(Data entries for graphics)
-----
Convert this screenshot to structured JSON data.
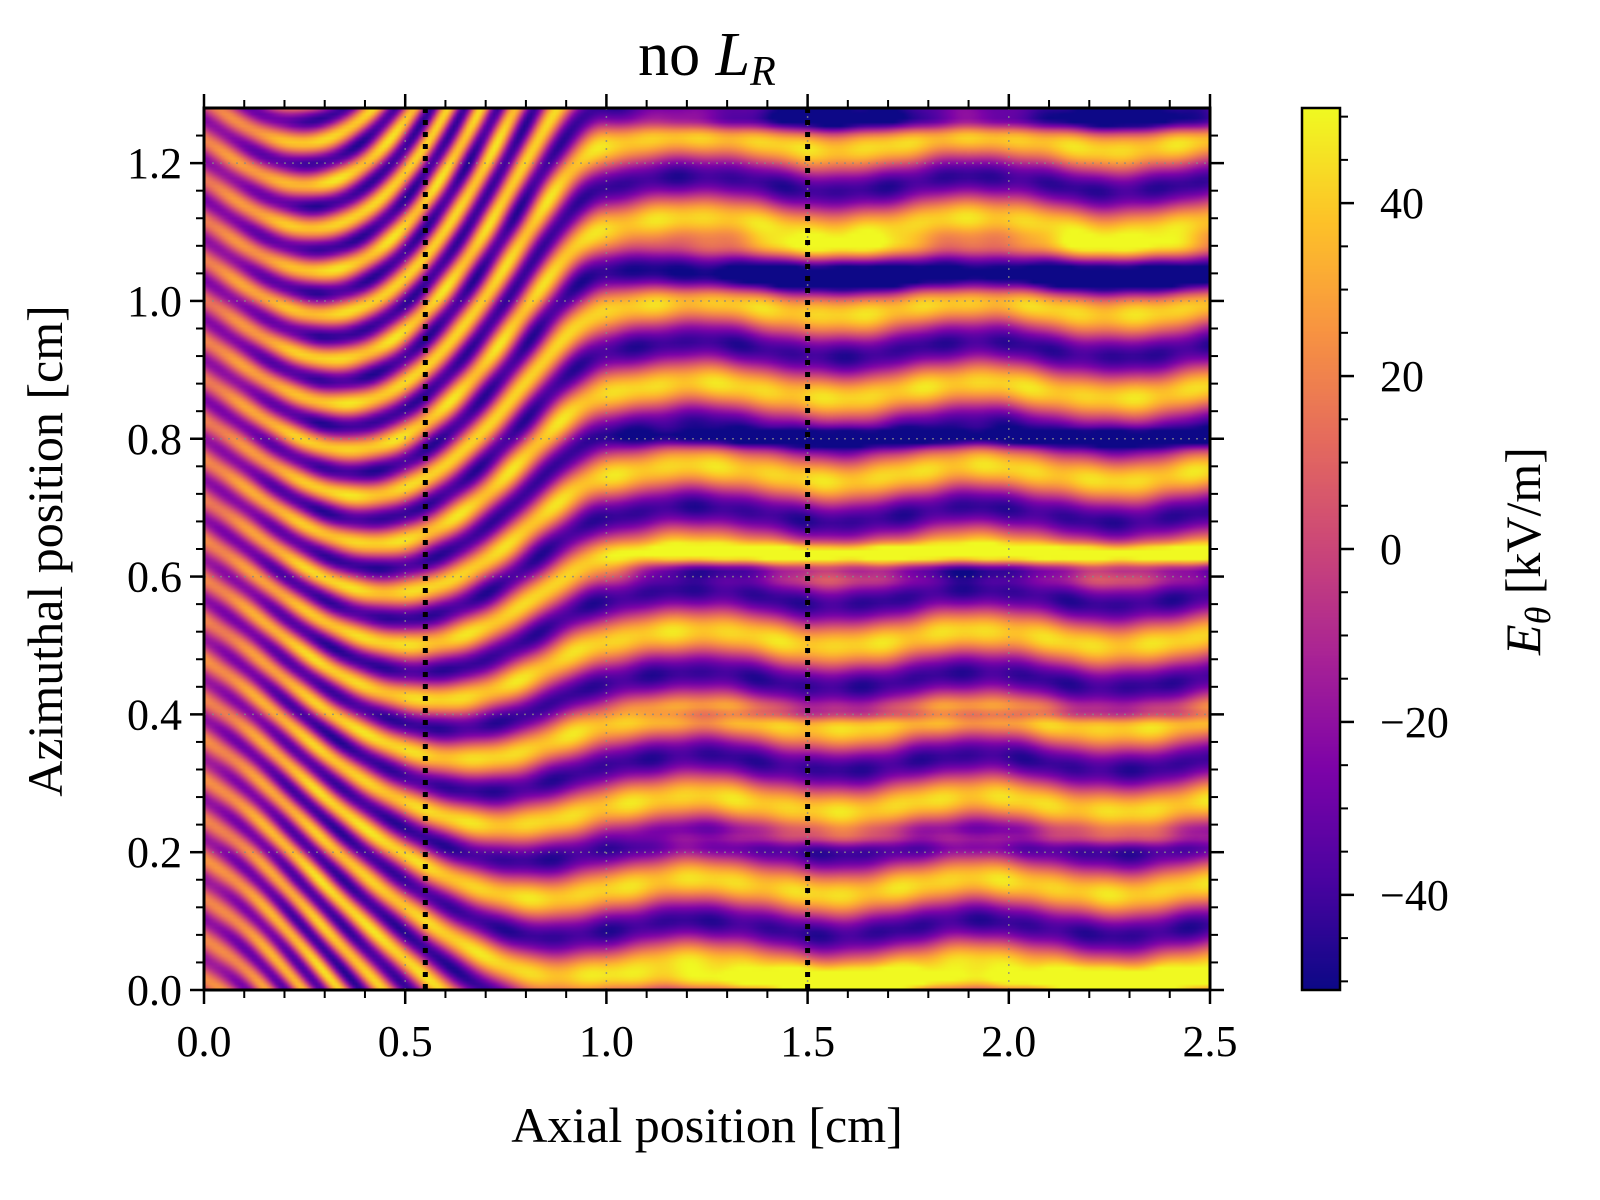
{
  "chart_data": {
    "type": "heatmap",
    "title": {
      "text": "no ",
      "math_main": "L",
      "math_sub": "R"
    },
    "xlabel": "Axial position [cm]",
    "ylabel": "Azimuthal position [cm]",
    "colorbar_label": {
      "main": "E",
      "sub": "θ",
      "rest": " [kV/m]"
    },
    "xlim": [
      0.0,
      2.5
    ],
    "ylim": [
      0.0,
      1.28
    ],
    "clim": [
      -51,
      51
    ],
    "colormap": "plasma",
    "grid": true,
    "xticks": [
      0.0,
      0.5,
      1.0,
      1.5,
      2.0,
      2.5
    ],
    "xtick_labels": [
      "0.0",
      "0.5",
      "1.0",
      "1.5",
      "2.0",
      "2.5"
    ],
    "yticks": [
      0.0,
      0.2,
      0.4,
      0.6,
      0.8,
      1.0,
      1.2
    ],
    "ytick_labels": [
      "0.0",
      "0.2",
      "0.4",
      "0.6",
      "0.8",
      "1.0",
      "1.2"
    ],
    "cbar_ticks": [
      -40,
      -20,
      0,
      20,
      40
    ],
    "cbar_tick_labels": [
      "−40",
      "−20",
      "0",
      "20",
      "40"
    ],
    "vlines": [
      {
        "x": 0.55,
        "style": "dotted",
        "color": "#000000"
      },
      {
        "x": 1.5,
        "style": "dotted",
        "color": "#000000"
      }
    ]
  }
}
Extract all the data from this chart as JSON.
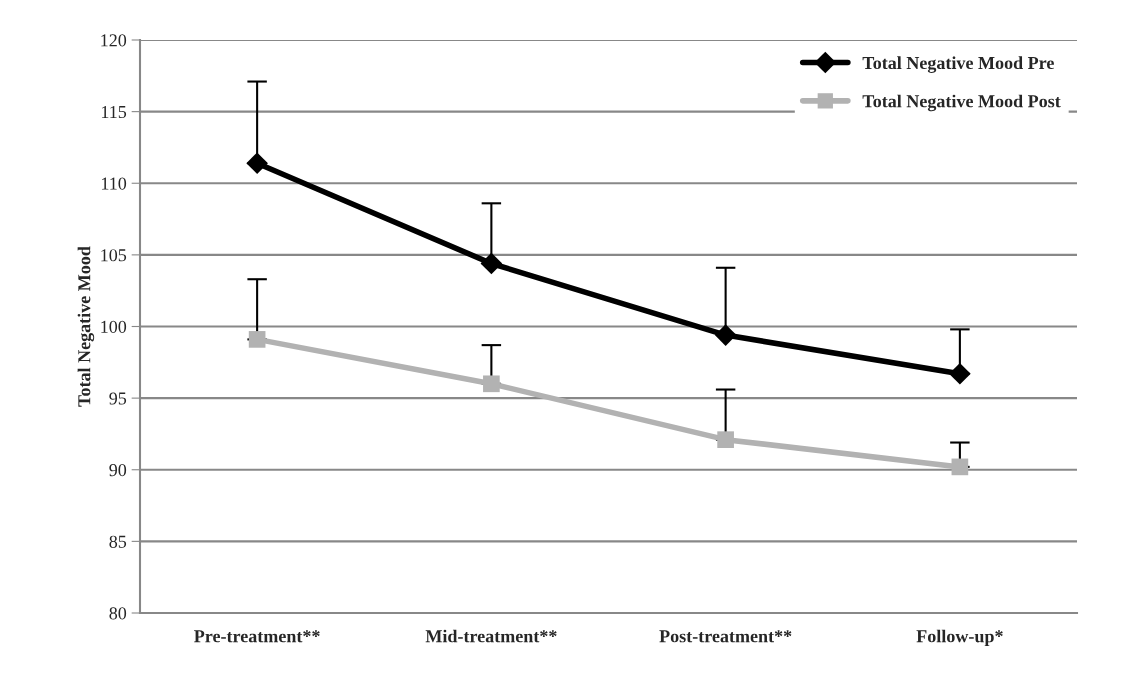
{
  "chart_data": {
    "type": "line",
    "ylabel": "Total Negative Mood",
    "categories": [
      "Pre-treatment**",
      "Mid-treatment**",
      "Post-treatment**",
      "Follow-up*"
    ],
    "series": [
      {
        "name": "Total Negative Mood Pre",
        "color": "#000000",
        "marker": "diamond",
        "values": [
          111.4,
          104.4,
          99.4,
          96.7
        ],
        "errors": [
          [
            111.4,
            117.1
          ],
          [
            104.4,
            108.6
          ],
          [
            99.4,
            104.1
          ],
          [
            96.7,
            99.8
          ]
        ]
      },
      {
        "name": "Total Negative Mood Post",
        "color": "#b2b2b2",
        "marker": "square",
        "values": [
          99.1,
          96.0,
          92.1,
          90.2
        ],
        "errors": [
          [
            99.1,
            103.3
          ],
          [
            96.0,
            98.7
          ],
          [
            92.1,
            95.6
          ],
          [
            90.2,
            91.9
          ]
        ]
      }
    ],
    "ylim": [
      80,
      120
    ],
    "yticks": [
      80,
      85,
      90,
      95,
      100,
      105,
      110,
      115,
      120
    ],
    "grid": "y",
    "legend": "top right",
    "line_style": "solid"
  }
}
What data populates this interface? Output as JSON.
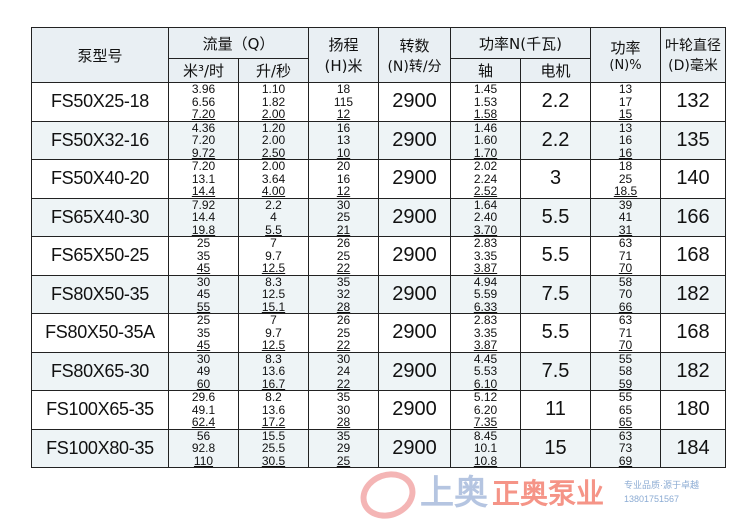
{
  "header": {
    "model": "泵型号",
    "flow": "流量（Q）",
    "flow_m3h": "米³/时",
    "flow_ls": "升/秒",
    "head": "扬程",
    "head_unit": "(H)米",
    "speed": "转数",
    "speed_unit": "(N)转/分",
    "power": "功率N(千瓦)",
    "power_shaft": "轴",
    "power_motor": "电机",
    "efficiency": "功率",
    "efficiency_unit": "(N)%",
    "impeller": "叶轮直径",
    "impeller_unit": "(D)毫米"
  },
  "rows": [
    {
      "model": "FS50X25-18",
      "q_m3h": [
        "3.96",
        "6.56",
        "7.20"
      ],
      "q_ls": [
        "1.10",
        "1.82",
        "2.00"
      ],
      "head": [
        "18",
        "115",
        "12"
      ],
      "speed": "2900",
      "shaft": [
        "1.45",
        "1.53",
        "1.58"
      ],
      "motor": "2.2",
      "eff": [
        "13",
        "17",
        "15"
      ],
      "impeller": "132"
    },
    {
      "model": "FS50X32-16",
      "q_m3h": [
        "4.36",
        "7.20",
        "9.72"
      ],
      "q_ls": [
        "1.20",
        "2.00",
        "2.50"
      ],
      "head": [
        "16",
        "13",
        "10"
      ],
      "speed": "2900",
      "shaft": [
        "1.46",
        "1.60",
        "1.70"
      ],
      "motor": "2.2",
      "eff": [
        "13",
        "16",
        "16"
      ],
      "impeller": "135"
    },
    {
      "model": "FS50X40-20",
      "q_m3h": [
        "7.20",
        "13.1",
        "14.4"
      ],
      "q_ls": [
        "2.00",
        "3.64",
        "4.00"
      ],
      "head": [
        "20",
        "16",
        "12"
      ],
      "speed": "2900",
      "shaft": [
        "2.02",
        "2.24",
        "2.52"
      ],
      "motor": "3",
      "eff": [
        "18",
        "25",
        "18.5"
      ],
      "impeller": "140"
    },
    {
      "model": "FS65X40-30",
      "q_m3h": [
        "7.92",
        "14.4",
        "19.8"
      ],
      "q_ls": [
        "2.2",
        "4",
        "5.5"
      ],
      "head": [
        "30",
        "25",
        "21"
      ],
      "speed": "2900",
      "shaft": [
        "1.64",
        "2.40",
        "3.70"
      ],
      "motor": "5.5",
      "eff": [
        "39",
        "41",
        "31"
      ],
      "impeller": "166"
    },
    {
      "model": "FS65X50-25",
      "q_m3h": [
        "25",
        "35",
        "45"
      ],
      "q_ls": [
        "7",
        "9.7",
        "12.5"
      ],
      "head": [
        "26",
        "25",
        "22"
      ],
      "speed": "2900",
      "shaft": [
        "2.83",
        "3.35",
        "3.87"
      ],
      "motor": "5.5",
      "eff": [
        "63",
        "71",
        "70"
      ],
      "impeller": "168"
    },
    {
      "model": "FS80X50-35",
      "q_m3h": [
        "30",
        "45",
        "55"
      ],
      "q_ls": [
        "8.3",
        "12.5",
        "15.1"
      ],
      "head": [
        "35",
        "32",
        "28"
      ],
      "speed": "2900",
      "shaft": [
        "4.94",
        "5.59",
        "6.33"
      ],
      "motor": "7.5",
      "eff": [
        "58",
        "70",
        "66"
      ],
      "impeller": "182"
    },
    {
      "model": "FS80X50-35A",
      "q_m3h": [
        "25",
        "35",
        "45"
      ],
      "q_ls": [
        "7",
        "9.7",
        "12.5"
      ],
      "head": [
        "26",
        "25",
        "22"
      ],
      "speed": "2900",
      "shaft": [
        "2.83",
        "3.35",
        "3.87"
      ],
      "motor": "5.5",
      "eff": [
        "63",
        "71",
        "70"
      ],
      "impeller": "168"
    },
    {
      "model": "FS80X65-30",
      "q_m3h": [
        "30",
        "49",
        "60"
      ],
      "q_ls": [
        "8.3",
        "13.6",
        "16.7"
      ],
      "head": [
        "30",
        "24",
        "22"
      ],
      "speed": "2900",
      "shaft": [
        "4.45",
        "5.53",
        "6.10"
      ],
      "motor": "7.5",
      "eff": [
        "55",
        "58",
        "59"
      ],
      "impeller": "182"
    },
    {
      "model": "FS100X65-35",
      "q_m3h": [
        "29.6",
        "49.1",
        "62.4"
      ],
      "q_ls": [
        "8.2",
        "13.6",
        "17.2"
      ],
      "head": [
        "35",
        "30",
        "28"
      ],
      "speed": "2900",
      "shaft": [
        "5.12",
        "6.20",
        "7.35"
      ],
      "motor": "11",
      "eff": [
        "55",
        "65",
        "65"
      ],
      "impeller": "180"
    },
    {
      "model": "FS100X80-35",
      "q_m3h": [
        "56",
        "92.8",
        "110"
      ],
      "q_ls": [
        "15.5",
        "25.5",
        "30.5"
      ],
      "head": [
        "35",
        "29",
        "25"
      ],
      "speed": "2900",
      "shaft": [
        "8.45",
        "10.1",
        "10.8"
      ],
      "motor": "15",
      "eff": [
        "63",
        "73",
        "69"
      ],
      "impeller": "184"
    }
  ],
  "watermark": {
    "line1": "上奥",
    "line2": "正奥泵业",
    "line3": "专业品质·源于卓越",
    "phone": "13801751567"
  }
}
-----
### Exercise requirements
Reproduce every line of the listing above in which the string "treatment" appears.

### The answer
      "Pre-treatment**",
      "Mid-treatment**",
      "Post-treatment**",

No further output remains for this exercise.